**Task directions:**
Reproduce the material below verbatim, preserving every line in its original order.
>> BEGIN Source records
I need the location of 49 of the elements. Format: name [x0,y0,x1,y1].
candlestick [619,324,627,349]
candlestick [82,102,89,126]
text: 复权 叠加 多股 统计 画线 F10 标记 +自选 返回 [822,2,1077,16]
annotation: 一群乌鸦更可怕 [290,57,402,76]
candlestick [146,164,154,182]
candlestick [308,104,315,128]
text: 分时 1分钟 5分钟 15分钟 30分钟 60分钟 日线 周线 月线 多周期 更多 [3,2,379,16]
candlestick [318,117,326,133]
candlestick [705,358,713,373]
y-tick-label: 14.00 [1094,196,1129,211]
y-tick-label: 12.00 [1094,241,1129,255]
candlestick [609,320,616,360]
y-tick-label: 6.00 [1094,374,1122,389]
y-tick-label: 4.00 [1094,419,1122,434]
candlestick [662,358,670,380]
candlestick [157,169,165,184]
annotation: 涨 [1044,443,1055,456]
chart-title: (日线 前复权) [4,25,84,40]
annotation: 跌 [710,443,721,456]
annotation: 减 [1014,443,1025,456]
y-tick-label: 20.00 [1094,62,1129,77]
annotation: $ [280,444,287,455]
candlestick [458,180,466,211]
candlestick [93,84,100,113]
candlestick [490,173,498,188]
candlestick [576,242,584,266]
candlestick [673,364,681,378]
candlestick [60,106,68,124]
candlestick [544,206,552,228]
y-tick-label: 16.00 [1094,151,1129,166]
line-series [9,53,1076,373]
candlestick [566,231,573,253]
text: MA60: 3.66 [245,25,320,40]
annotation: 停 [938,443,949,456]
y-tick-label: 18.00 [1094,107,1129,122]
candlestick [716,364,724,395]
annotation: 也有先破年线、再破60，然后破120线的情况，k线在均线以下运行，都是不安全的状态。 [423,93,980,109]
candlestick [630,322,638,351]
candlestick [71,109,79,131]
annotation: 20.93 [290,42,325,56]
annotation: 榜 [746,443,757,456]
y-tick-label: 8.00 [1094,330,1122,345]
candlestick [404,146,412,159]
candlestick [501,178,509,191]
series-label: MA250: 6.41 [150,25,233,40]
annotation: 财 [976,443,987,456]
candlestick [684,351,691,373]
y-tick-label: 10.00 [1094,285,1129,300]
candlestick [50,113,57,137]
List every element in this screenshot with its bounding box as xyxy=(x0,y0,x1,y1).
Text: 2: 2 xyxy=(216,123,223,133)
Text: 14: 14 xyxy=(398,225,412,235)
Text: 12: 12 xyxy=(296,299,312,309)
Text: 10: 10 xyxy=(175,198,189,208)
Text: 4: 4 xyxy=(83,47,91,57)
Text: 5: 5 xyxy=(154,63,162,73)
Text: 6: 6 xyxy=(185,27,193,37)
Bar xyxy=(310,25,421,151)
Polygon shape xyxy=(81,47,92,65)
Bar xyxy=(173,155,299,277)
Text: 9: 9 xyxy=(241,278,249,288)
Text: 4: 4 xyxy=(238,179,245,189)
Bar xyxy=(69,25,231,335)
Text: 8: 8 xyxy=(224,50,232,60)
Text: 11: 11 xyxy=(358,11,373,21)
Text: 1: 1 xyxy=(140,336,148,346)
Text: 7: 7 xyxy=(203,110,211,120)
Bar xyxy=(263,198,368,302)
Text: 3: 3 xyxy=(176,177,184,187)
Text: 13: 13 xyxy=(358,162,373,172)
>> END Source records
**Complete response:**
I need the location of 49 of the elements. Format: name [x0,y0,x1,y1].
candlestick [619,324,627,349]
candlestick [82,102,89,126]
text: 复权 叠加 多股 统计 画线 F10 标记 +自选 返回 [822,2,1077,16]
annotation: 一群乌鸦更可怕 [290,57,402,76]
candlestick [146,164,154,182]
candlestick [308,104,315,128]
text: 分时 1分钟 5分钟 15分钟 30分钟 60分钟 日线 周线 月线 多周期 更多 [3,2,379,16]
candlestick [318,117,326,133]
candlestick [705,358,713,373]
y-tick-label: 14.00 [1094,196,1129,211]
y-tick-label: 12.00 [1094,241,1129,255]
candlestick [609,320,616,360]
y-tick-label: 6.00 [1094,374,1122,389]
y-tick-label: 4.00 [1094,419,1122,434]
candlestick [662,358,670,380]
candlestick [157,169,165,184]
annotation: 涨 [1044,443,1055,456]
chart-title: (日线 前复权) [4,25,84,40]
annotation: 跌 [710,443,721,456]
annotation: 减 [1014,443,1025,456]
y-tick-label: 20.00 [1094,62,1129,77]
annotation: $ [280,444,287,455]
candlestick [458,180,466,211]
candlestick [93,84,100,113]
candlestick [490,173,498,188]
candlestick [576,242,584,266]
candlestick [673,364,681,378]
candlestick [60,106,68,124]
candlestick [544,206,552,228]
y-tick-label: 16.00 [1094,151,1129,166]
line-series [9,53,1076,373]
candlestick [566,231,573,253]
text: MA60: 3.66 [245,25,320,40]
annotation: 停 [938,443,949,456]
y-tick-label: 18.00 [1094,107,1129,122]
candlestick [716,364,724,395]
annotation: 也有先破年线、再破60，然后破120线的情况，k线在均线以下运行，都是不安全的状态。 [423,93,980,109]
candlestick [630,322,638,351]
candlestick [71,109,79,131]
annotation: 20.93 [290,42,325,56]
annotation: 榜 [746,443,757,456]
y-tick-label: 8.00 [1094,330,1122,345]
candlestick [404,146,412,159]
candlestick [501,178,509,191]
series-label: MA250: 6.41 [150,25,233,40]
annotation: 财 [976,443,987,456]
candlestick [684,351,691,373]
y-tick-label: 10.00 [1094,285,1129,300]
candlestick [50,113,57,137]
List every element in this screenshot with its bounding box as xyxy=(x0,y0,x1,y1).
Text: 2: 2 xyxy=(216,123,223,133)
Text: 14: 14 xyxy=(398,225,412,235)
Text: 12: 12 xyxy=(296,299,312,309)
Text: 10: 10 xyxy=(175,198,189,208)
Text: 4: 4 xyxy=(83,47,91,57)
Text: 5: 5 xyxy=(154,63,162,73)
Text: 6: 6 xyxy=(185,27,193,37)
Bar xyxy=(310,25,421,151)
Polygon shape xyxy=(81,47,92,65)
Bar xyxy=(173,155,299,277)
Text: 9: 9 xyxy=(241,278,249,288)
Text: 4: 4 xyxy=(238,179,245,189)
Bar xyxy=(69,25,231,335)
Text: 8: 8 xyxy=(224,50,232,60)
Text: 11: 11 xyxy=(358,11,373,21)
Text: 1: 1 xyxy=(140,336,148,346)
Text: 7: 7 xyxy=(203,110,211,120)
Bar xyxy=(263,198,368,302)
Text: 3: 3 xyxy=(176,177,184,187)
Text: 13: 13 xyxy=(358,162,373,172)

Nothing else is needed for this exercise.